▶ **Task instructions**
Pull out every line below holding the word "inch".

Saved entries:
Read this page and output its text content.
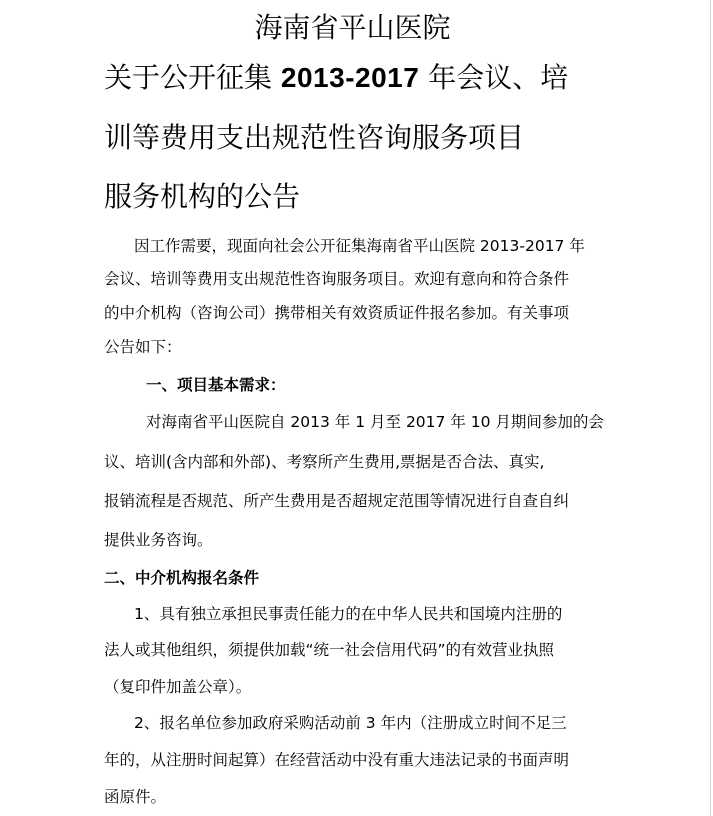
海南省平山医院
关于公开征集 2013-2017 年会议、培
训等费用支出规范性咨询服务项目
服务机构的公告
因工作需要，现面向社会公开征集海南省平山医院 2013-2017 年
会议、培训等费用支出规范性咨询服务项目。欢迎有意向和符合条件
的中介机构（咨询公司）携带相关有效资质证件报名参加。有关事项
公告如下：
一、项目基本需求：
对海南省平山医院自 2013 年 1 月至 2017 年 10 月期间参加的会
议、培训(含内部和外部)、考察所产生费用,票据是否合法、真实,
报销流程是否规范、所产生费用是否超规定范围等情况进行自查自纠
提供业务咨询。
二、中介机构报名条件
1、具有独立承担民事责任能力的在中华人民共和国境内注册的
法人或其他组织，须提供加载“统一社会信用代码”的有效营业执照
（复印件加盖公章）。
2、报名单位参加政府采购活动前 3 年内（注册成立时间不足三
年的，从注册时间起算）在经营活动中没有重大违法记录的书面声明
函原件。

==

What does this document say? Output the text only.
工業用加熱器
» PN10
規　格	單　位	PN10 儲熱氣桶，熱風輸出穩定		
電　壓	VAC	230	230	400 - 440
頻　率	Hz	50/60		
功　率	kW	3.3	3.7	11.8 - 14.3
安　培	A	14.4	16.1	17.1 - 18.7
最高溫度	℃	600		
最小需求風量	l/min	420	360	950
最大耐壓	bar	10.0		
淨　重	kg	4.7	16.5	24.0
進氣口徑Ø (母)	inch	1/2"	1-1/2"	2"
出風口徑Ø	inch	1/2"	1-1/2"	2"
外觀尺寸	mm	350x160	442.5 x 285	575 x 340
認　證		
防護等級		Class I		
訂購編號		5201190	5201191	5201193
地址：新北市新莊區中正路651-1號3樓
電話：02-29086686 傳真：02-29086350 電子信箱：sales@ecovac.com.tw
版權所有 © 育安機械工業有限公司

▶ **Solution for this task**
進氣口徑Ø (母)	inch	1/2"	1-1/2"	2"
出風口徑Ø	inch	1/2"	1-1/2"	2"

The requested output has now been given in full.